**Your instructions**
Copy the records below exactly, leaving out every picture.
========
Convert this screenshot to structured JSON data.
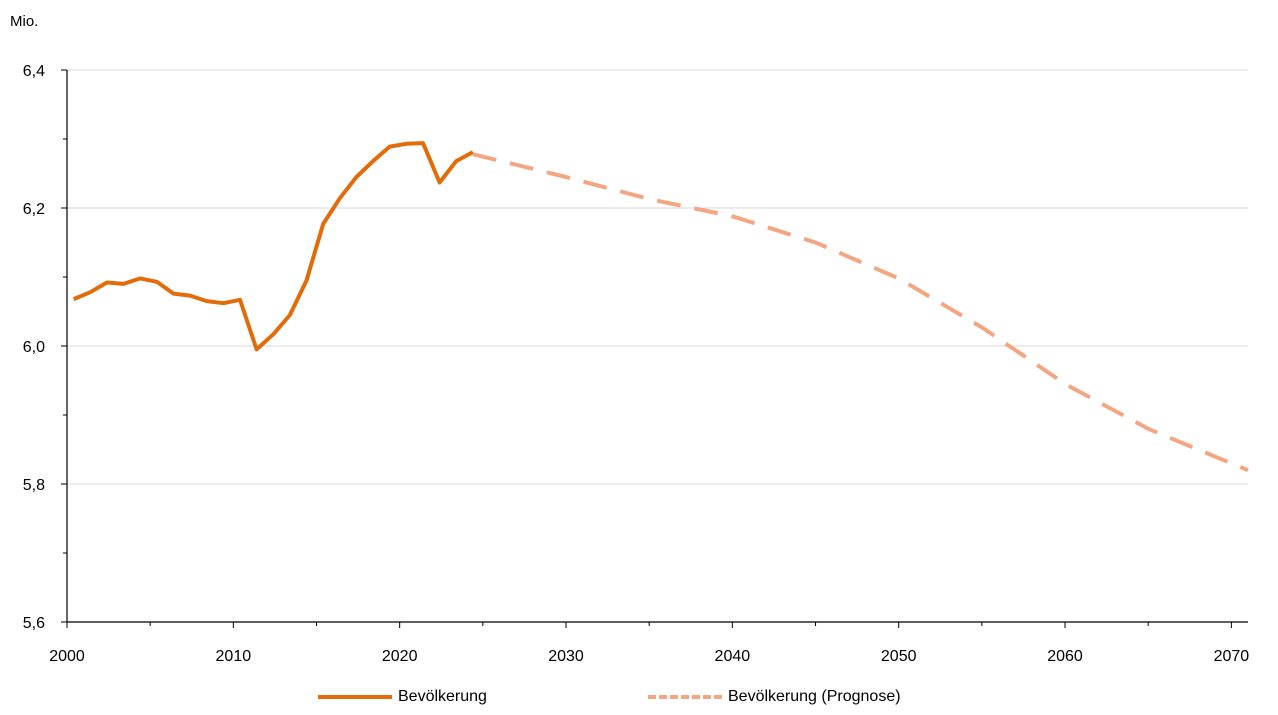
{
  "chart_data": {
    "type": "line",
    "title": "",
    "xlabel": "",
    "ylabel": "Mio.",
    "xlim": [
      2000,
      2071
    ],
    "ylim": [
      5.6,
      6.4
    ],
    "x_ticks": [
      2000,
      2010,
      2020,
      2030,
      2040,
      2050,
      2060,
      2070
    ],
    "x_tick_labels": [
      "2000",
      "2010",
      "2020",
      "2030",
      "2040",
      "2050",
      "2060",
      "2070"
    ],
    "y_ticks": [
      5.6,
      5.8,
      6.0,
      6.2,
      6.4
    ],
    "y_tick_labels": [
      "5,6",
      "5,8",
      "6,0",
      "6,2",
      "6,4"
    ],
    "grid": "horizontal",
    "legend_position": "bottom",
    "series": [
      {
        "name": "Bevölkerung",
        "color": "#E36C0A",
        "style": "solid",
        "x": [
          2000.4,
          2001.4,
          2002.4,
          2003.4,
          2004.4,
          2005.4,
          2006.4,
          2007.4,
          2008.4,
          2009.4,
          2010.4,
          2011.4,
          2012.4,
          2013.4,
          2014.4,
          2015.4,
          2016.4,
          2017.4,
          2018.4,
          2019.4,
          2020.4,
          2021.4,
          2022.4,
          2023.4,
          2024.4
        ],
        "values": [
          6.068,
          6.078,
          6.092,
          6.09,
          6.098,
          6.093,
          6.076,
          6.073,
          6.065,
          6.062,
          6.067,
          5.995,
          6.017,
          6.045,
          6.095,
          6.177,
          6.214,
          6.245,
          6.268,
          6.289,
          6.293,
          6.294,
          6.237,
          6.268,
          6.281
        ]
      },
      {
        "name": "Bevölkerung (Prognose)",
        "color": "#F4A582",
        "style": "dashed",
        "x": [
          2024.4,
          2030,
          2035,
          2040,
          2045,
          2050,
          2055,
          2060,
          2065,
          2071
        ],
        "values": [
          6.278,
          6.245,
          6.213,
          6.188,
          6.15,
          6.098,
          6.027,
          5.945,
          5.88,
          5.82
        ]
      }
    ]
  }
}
========
**Result**
Convert this screenshot to structured JSON data.
{
  "chart_data": {
    "type": "line",
    "title": "",
    "xlabel": "",
    "ylabel": "Mio.",
    "xlim": [
      2000,
      2071
    ],
    "ylim": [
      5.6,
      6.4
    ],
    "x_ticks": [
      2000,
      2010,
      2020,
      2030,
      2040,
      2050,
      2060,
      2070
    ],
    "x_tick_labels": [
      "2000",
      "2010",
      "2020",
      "2030",
      "2040",
      "2050",
      "2060",
      "2070"
    ],
    "y_ticks": [
      5.6,
      5.8,
      6.0,
      6.2,
      6.4
    ],
    "y_tick_labels": [
      "5,6",
      "5,8",
      "6,0",
      "6,2",
      "6,4"
    ],
    "grid": "horizontal",
    "legend_position": "bottom",
    "series": [
      {
        "name": "Bevölkerung",
        "color": "#E36C0A",
        "style": "solid",
        "x": [
          2000.4,
          2001.4,
          2002.4,
          2003.4,
          2004.4,
          2005.4,
          2006.4,
          2007.4,
          2008.4,
          2009.4,
          2010.4,
          2011.4,
          2012.4,
          2013.4,
          2014.4,
          2015.4,
          2016.4,
          2017.4,
          2018.4,
          2019.4,
          2020.4,
          2021.4,
          2022.4,
          2023.4,
          2024.4
        ],
        "values": [
          6.068,
          6.078,
          6.092,
          6.09,
          6.098,
          6.093,
          6.076,
          6.073,
          6.065,
          6.062,
          6.067,
          5.995,
          6.017,
          6.045,
          6.095,
          6.177,
          6.214,
          6.245,
          6.268,
          6.289,
          6.293,
          6.294,
          6.237,
          6.268,
          6.281
        ]
      },
      {
        "name": "Bevölkerung (Prognose)",
        "color": "#F4A582",
        "style": "dashed",
        "x": [
          2024.4,
          2030,
          2035,
          2040,
          2045,
          2050,
          2055,
          2060,
          2065,
          2071
        ],
        "values": [
          6.278,
          6.245,
          6.213,
          6.188,
          6.15,
          6.098,
          6.027,
          5.945,
          5.88,
          5.82
        ]
      }
    ]
  }
}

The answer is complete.